# PROBLEM DETAILS
Output the full listing below exactly as it reads, and skip anything that is a picture.

########################################

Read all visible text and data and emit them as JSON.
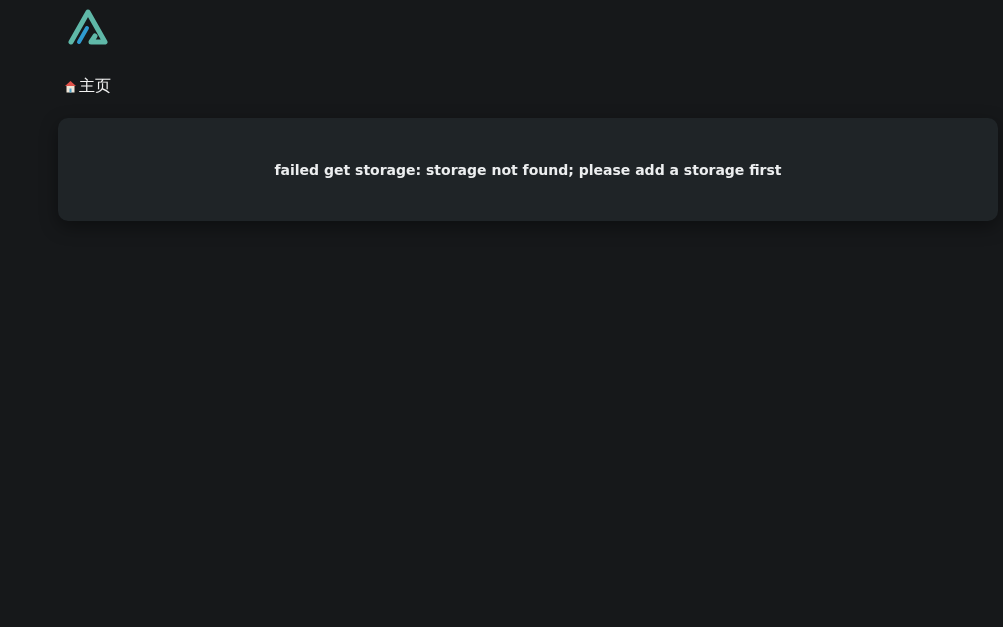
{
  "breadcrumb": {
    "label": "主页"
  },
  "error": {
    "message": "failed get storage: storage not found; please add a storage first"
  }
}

########################################

# WORKED ANSWER
Read all visible text and data and emit them as JSON.
{
  "breadcrumb": {
    "label": "主页"
  },
  "error": {
    "message": "failed get storage: storage not found; please add a storage first"
  }
}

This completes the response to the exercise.